From the records below, copy every line that contains the word "Пароль".

--- start of Input rows ---

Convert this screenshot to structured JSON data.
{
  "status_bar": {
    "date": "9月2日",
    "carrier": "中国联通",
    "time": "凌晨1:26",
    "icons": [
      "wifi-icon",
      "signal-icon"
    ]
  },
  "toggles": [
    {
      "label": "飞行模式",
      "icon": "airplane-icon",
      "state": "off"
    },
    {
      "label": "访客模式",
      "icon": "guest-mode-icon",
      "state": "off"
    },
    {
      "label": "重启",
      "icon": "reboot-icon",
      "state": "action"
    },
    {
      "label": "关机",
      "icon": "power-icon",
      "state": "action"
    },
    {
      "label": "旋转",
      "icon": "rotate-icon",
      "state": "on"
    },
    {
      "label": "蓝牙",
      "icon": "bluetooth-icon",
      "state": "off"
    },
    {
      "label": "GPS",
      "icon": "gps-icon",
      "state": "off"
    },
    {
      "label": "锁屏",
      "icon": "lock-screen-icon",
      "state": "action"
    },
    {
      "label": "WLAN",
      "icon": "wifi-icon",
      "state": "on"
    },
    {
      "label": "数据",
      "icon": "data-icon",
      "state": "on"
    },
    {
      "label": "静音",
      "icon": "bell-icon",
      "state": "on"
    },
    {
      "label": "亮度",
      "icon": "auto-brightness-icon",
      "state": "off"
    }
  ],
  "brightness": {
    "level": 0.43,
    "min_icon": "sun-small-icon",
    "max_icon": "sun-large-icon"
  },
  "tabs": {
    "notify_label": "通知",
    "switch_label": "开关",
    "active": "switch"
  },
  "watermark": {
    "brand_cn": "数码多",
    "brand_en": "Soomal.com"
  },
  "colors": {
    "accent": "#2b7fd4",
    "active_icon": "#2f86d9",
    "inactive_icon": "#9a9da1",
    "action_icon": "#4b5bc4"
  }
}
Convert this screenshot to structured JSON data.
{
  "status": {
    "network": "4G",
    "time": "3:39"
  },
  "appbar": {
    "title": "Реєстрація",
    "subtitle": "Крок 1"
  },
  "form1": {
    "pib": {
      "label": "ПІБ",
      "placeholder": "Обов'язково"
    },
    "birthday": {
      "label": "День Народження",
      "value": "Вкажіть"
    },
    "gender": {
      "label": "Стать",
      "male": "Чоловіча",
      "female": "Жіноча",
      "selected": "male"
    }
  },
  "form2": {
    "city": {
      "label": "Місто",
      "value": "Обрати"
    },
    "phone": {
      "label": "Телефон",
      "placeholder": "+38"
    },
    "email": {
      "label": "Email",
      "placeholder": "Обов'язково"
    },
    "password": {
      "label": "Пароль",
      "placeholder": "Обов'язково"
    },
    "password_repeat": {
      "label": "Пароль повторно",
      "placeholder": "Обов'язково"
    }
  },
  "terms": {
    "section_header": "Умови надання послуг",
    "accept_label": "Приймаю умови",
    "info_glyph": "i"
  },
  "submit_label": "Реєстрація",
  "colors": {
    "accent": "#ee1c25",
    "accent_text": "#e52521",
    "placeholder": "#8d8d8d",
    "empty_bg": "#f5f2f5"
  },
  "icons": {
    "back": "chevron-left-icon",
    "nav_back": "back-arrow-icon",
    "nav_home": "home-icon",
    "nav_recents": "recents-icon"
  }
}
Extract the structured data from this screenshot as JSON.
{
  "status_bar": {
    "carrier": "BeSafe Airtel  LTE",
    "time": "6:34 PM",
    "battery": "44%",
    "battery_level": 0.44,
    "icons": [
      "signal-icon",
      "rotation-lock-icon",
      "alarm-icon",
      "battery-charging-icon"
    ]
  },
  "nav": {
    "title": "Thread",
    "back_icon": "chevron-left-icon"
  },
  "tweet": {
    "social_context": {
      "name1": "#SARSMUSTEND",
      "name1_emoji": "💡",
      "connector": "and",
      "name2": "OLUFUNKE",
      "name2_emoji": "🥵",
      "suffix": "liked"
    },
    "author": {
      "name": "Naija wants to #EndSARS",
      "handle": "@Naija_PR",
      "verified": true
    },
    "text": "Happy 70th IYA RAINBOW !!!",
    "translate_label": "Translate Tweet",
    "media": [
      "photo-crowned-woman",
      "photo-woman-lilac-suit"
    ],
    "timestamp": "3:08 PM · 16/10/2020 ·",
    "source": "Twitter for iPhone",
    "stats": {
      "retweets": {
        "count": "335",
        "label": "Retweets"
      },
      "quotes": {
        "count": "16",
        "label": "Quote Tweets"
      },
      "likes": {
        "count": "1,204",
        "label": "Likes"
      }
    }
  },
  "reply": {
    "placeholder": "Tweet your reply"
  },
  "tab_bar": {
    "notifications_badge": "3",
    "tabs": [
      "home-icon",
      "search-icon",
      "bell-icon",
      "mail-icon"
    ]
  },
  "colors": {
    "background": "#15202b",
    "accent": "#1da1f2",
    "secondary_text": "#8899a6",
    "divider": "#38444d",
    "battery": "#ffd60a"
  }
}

--- end of Input rows ---

*Exercise result*
      "label": "Пароль",
      "label": "Пароль повторно",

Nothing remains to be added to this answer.